*Stated task*
Could every line of the data be printed exactly as it reads?

··· Items ···

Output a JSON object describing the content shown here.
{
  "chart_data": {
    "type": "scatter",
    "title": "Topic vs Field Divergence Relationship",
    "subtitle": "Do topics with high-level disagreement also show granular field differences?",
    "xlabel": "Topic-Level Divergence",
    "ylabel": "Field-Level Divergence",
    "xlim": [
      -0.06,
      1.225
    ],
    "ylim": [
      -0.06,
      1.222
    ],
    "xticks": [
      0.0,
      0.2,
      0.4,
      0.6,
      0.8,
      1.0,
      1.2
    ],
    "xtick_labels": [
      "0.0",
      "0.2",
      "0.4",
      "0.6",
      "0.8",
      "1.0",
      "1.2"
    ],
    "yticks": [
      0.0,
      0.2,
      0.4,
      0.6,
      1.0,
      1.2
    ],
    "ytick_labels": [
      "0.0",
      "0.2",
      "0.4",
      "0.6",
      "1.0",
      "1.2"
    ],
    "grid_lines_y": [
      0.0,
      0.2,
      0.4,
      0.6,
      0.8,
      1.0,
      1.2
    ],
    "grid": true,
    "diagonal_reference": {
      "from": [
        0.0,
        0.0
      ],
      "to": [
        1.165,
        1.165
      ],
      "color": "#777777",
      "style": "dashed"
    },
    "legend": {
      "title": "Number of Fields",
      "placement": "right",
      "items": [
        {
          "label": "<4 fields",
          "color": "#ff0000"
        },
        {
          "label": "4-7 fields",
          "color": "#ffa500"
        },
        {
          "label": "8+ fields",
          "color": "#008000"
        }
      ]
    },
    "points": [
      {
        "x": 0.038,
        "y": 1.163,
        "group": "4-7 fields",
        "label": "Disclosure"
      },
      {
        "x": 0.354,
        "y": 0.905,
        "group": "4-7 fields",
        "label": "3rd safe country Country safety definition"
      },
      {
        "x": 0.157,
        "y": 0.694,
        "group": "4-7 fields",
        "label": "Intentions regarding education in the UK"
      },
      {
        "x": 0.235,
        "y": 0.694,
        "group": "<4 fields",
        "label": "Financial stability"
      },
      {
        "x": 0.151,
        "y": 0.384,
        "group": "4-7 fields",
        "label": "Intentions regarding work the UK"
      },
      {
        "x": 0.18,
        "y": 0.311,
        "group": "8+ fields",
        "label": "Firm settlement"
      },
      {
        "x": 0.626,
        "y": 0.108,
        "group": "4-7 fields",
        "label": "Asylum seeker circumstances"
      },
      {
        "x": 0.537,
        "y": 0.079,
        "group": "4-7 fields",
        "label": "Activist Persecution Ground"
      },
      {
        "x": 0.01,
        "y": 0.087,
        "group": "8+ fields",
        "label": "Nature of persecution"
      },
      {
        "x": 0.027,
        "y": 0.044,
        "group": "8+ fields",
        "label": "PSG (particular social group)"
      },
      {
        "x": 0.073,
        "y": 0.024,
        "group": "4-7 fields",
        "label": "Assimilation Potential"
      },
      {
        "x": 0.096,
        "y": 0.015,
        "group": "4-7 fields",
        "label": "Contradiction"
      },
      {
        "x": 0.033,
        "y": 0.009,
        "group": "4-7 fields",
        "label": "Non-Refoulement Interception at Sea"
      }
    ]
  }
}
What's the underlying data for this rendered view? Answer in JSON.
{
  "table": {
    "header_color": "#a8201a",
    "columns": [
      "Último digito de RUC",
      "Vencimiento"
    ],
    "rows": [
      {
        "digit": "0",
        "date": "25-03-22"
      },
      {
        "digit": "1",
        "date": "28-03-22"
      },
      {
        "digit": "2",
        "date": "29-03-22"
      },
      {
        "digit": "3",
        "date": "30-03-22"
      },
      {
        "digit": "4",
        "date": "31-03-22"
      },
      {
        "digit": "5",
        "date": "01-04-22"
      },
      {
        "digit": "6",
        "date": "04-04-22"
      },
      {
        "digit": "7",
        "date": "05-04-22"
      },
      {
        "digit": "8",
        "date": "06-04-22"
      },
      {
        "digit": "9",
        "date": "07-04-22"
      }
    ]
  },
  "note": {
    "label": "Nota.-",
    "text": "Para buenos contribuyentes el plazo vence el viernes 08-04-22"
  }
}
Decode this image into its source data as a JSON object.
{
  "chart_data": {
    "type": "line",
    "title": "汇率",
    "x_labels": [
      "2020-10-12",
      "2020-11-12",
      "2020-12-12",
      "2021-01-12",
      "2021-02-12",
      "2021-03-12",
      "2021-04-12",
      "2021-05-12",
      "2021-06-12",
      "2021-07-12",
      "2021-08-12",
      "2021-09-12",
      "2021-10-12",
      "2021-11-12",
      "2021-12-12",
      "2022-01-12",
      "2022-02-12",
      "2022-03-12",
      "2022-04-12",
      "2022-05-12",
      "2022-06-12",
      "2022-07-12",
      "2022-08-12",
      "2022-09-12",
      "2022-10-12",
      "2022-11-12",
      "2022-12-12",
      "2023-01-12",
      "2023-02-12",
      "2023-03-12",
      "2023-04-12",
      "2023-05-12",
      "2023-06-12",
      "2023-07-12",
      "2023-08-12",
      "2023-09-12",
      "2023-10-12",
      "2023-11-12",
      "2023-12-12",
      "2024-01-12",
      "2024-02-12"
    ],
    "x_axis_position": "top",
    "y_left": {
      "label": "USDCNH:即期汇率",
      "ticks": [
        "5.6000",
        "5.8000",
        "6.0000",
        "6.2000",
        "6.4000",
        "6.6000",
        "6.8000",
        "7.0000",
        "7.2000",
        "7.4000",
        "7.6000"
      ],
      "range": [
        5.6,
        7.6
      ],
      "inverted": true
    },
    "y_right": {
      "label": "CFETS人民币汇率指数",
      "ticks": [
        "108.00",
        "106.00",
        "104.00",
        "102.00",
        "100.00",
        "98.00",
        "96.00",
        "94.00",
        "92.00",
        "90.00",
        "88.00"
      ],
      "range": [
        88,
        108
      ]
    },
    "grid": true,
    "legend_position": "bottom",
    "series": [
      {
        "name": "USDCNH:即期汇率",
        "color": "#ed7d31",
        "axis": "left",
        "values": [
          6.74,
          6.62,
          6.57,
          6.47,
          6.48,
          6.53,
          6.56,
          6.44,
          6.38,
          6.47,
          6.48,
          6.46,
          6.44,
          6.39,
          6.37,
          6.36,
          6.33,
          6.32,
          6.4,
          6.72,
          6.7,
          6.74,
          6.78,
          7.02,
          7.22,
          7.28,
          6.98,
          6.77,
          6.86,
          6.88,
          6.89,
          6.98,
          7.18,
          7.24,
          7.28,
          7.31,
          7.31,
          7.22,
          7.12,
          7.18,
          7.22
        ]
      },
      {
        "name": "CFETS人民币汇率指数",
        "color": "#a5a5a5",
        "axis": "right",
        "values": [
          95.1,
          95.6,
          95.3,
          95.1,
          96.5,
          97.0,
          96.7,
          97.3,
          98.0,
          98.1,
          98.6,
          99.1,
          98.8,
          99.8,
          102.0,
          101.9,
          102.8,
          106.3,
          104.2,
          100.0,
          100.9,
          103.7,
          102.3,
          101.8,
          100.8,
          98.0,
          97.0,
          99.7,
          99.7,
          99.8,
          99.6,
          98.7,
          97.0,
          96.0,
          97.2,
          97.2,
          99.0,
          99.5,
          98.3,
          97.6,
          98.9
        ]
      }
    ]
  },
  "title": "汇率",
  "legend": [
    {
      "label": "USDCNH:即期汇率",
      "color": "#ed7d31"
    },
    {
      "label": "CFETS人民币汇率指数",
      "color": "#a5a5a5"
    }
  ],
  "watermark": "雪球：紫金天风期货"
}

···

*Answer to the problem*
Output a JSON object describing the content shown here.
{
  "chart_data": {
    "type": "scatter",
    "title": "Topic vs Field Divergence Relationship",
    "subtitle": "Do topics with high-level disagreement also show granular field differences?",
    "xlabel": "Topic-Level Divergence",
    "ylabel": "Field-Level Divergence",
    "xlim": [
      -0.06,
      1.225
    ],
    "ylim": [
      -0.06,
      1.222
    ],
    "xticks": [
      0.0,
      0.2,
      0.4,
      0.6,
      0.8,
      1.0,
      1.2
    ],
    "xtick_labels": [
      "0.0",
      "0.2",
      "0.4",
      "0.6",
      "0.8",
      "1.0",
      "1.2"
    ],
    "yticks": [
      0.0,
      0.2,
      0.4,
      0.6,
      1.0,
      1.2
    ],
    "ytick_labels": [
      "0.0",
      "0.2",
      "0.4",
      "0.6",
      "1.0",
      "1.2"
    ],
    "grid_lines_y": [
      0.0,
      0.2,
      0.4,
      0.6,
      0.8,
      1.0,
      1.2
    ],
    "grid": true,
    "diagonal_reference": {
      "from": [
        0.0,
        0.0
      ],
      "to": [
        1.165,
        1.165
      ],
      "color": "#777777",
      "style": "dashed"
    },
    "legend": {
      "title": "Number of Fields",
      "placement": "right",
      "items": [
        {
          "label": "<4 fields",
          "color": "#ff0000"
        },
        {
          "label": "4-7 fields",
          "color": "#ffa500"
        },
        {
          "label": "8+ fields",
          "color": "#008000"
        }
      ]
    },
    "points": [
      {
        "x": 0.038,
        "y": 1.163,
        "group": "4-7 fields",
        "label": "Disclosure"
      },
      {
        "x": 0.354,
        "y": 0.905,
        "group": "4-7 fields",
        "label": "3rd safe country Country safety definition"
      },
      {
        "x": 0.157,
        "y": 0.694,
        "group": "4-7 fields",
        "label": "Intentions regarding education in the UK"
      },
      {
        "x": 0.235,
        "y": 0.694,
        "group": "<4 fields",
        "label": "Financial stability"
      },
      {
        "x": 0.151,
        "y": 0.384,
        "group": "4-7 fields",
        "label": "Intentions regarding work the UK"
      },
      {
        "x": 0.18,
        "y": 0.311,
        "group": "8+ fields",
        "label": "Firm settlement"
      },
      {
        "x": 0.626,
        "y": 0.108,
        "group": "4-7 fields",
        "label": "Asylum seeker circumstances"
      },
      {
        "x": 0.537,
        "y": 0.079,
        "group": "4-7 fields",
        "label": "Activist Persecution Ground"
      },
      {
        "x": 0.01,
        "y": 0.087,
        "group": "8+ fields",
        "label": "Nature of persecution"
      },
      {
        "x": 0.027,
        "y": 0.044,
        "group": "8+ fields",
        "label": "PSG (particular social group)"
      },
      {
        "x": 0.073,
        "y": 0.024,
        "group": "4-7 fields",
        "label": "Assimilation Potential"
      },
      {
        "x": 0.096,
        "y": 0.015,
        "group": "4-7 fields",
        "label": "Contradiction"
      },
      {
        "x": 0.033,
        "y": 0.009,
        "group": "4-7 fields",
        "label": "Non-Refoulement Interception at Sea"
      }
    ]
  }
}
What's the underlying data for this rendered view? Answer in JSON.
{
  "table": {
    "header_color": "#a8201a",
    "columns": [
      "Último digito de RUC",
      "Vencimiento"
    ],
    "rows": [
      {
        "digit": "0",
        "date": "25-03-22"
      },
      {
        "digit": "1",
        "date": "28-03-22"
      },
      {
        "digit": "2",
        "date": "29-03-22"
      },
      {
        "digit": "3",
        "date": "30-03-22"
      },
      {
        "digit": "4",
        "date": "31-03-22"
      },
      {
        "digit": "5",
        "date": "01-04-22"
      },
      {
        "digit": "6",
        "date": "04-04-22"
      },
      {
        "digit": "7",
        "date": "05-04-22"
      },
      {
        "digit": "8",
        "date": "06-04-22"
      },
      {
        "digit": "9",
        "date": "07-04-22"
      }
    ]
  },
  "note": {
    "label": "Nota.-",
    "text": "Para buenos contribuyentes el plazo vence el viernes 08-04-22"
  }
}
Decode this image into its source data as a JSON object.
{
  "chart_data": {
    "type": "line",
    "title": "汇率",
    "x_labels": [
      "2020-10-12",
      "2020-11-12",
      "2020-12-12",
      "2021-01-12",
      "2021-02-12",
      "2021-03-12",
      "2021-04-12",
      "2021-05-12",
      "2021-06-12",
      "2021-07-12",
      "2021-08-12",
      "2021-09-12",
      "2021-10-12",
      "2021-11-12",
      "2021-12-12",
      "2022-01-12",
      "2022-02-12",
      "2022-03-12",
      "2022-04-12",
      "2022-05-12",
      "2022-06-12",
      "2022-07-12",
      "2022-08-12",
      "2022-09-12",
      "2022-10-12",
      "2022-11-12",
      "2022-12-12",
      "2023-01-12",
      "2023-02-12",
      "2023-03-12",
      "2023-04-12",
      "2023-05-12",
      "2023-06-12",
      "2023-07-12",
      "2023-08-12",
      "2023-09-12",
      "2023-10-12",
      "2023-11-12",
      "2023-12-12",
      "2024-01-12",
      "2024-02-12"
    ],
    "x_axis_position": "top",
    "y_left": {
      "label": "USDCNH:即期汇率",
      "ticks": [
        "5.6000",
        "5.8000",
        "6.0000",
        "6.2000",
        "6.4000",
        "6.6000",
        "6.8000",
        "7.0000",
        "7.2000",
        "7.4000",
        "7.6000"
      ],
      "range": [
        5.6,
        7.6
      ],
      "inverted": true
    },
    "y_right": {
      "label": "CFETS人民币汇率指数",
      "ticks": [
        "108.00",
        "106.00",
        "104.00",
        "102.00",
        "100.00",
        "98.00",
        "96.00",
        "94.00",
        "92.00",
        "90.00",
        "88.00"
      ],
      "range": [
        88,
        108
      ]
    },
    "grid": true,
    "legend_position": "bottom",
    "series": [
      {
        "name": "USDCNH:即期汇率",
        "color": "#ed7d31",
        "axis": "left",
        "values": [
          6.74,
          6.62,
          6.57,
          6.47,
          6.48,
          6.53,
          6.56,
          6.44,
          6.38,
          6.47,
          6.48,
          6.46,
          6.44,
          6.39,
          6.37,
          6.36,
          6.33,
          6.32,
          6.4,
          6.72,
          6.7,
          6.74,
          6.78,
          7.02,
          7.22,
          7.28,
          6.98,
          6.77,
          6.86,
          6.88,
          6.89,
          6.98,
          7.18,
          7.24,
          7.28,
          7.31,
          7.31,
          7.22,
          7.12,
          7.18,
          7.22
        ]
      },
      {
        "name": "CFETS人民币汇率指数",
        "color": "#a5a5a5",
        "axis": "right",
        "values": [
          95.1,
          95.6,
          95.3,
          95.1,
          96.5,
          97.0,
          96.7,
          97.3,
          98.0,
          98.1,
          98.6,
          99.1,
          98.8,
          99.8,
          102.0,
          101.9,
          102.8,
          106.3,
          104.2,
          100.0,
          100.9,
          103.7,
          102.3,
          101.8,
          100.8,
          98.0,
          97.0,
          99.7,
          99.7,
          99.8,
          99.6,
          98.7,
          97.0,
          96.0,
          97.2,
          97.2,
          99.0,
          99.5,
          98.3,
          97.6,
          98.9
        ]
      }
    ]
  },
  "title": "汇率",
  "legend": [
    {
      "label": "USDCNH:即期汇率",
      "color": "#ed7d31"
    },
    {
      "label": "CFETS人民币汇率指数",
      "color": "#a5a5a5"
    }
  ],
  "watermark": "雪球：紫金天风期货"
}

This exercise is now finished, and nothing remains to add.